Tuliskan kembali tanpa perubahan bagian teks tentang Neka Art Museum mulai dari "Lengkap dengan Lukisan" sampai dengan "wayang gaya Kamasan.".

═══ BLOK TEKS ═══

Selain dikenal sebagai pusat daya tarik wisata, Bali merupakan titik nadi inspirasi bagi para seniman. Di Neka Art Museum, sebuah bangunan luas yang berlokasi di tengah Jalan Raya Sanggingan Campuhan, sebanyak tujuh pavilion dipersembahkan sebagai wadah pamer bagi lukisan-lukisan, foto, karya pahat,
hingga keris yang dikumpulkan oleh Pande Wayan Suteja Neka. Ia merupakan seorang guru, pencinta, dan kolektor lukisan yang berasal dari keluarga seniman. Ayahnya, Wayan Neka (1917-1980), merupakan seorang pemahat yang mendapat penghargaan sebagai Pemahat Terbaik Provinsi Bali pada tahun 1960.
Sedari kecil, Suteja Neka sudah akrab dengan berbagai karya seni dalam bermacam-macam rupa. Terdorong oleh prestasi sang ayah, ia membuka lembaran baru di dunia seni rupa, yaitu menjadi kolektor dan kurator untuk karya-karya yang bermutu tinggi.
Lengkap dengan Lukisan Bertema Indonesia
Setelah membayar tiket masuk seharga Rp75.000, lo akan disapa oleh bangunan bergaya arsitektur tradisional Bali yang memamerkan ratusan lukisan di dalamnya. Pada setiap sisi lukisan, disediakan deskripsi singkat dalam bahasa Inggris dan bahasa Jepang tentang siapa nama pelukisnya, masa hidup sang pelukis, media lukisan, hingga penjelasan akan lukisan tersebut. Setiap melangkah, lo bisa mendapatkan wawasan seni baru secara historikal, diawali dari seni lukis klasik wayang gaya Kamasan.
Di ruang pertama, lo akan melahap karya-karya bertema cerita tradisional yang diambil dari Epos Ramayana, Mahabharata, tari-tarian tradisional seperti Tari Oleg Tambulilingan, Tari Jegeg, hingga cerita roman legenda-legenda dari Jawa dan Bali. Beberapa pelukis ternama Bali seperti Ida Bagus Made, Dewa Putu Bedil, Anak Agung Gde Sobrat, dan Ida Bagus Rai menceritakan tema kehidupan sehari-hari di Bali, seperti tradisi masyarakat dalam upacara-upacara keagamaan. Kalau mata jeli membaca setiap deskripsi yang ada, lo bisa menemukan lukisan dari beberapa pelukis yang pernah mendapat penghargaan seni seperti Affandi, S. Sudjojono, Srihadi Soedarsono, Widayat, Nasyah Djamin, Bagong Kussudiardja, Ahmad Sadali, dan Abas Alibasyah.
Koleksi Lukisan Kontemporer
Perlahan namun pasti, irama lukisan bergaya klasik tradisional mulai bergulir dan berubah. Lama kelamaan, lo akan memasuki area pavilion dengan koleksi lukisan kontemporer. Hasil karya pelukis-pelukis di sini dikelompokkan berdasarkan indikasi dan gejala perkembangan seni rupa Indonesia. Terdapat lukisan modern Indonesia yang beraliran ekspresionisme hasil karya pelukis dari luar Bali seperti Anton Kustia Widjaja, Soebroto, Roedyat, Jeihan, Nashar, Chusin S., Tedja Suminar, Hardi, dan Rudolf Usman. Ada juga aliran abstrak yang dikibarkan oleh Frans Nadjira. Mantan pelukis istana kepresidenan pada zaman Soekarno, Dullah, juga menyumbangkan hasil karyanya yang teguh memegang aliran realisme dengan kepiawaian seorang realis otodidak.

═══ INFORMASI YANG DISEDIAKAN ═══

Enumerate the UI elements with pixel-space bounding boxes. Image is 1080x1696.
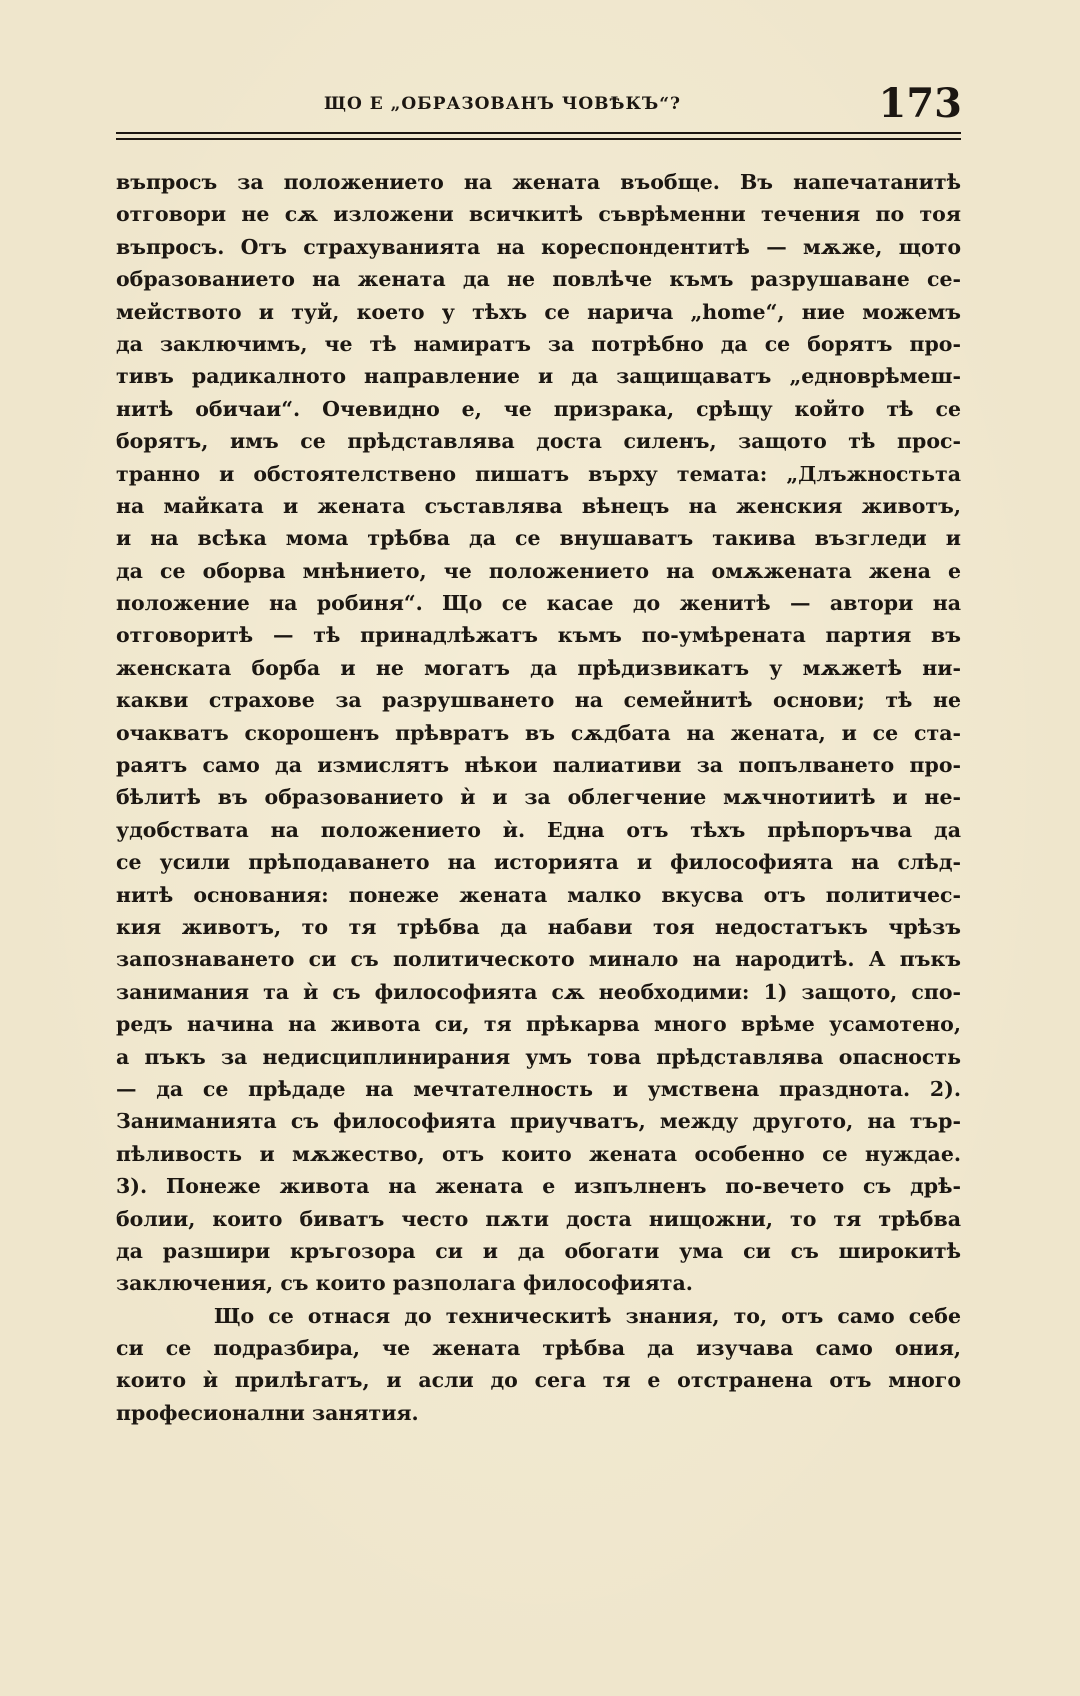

═══

HASIL LATIHAN:
Lengkap dengan Lukisan Bertema Indonesia
Setelah membayar tiket masuk seharga Rp75.000, lo akan disapa oleh bangunan bergaya arsitektur tradisional Bali yang memamerkan ratusan lukisan di dalamnya. Pada setiap sisi lukisan, disediakan deskripsi singkat dalam bahasa Inggris dan bahasa Jepang tentang siapa nama pelukisnya, masa hidup sang pelukis, media lukisan, hingga penjelasan akan lukisan tersebut. Setiap melangkah, lo bisa mendapatkan wawasan seni baru secara historikal, diawali dari seni lukis klasik wayang gaya Kamasan.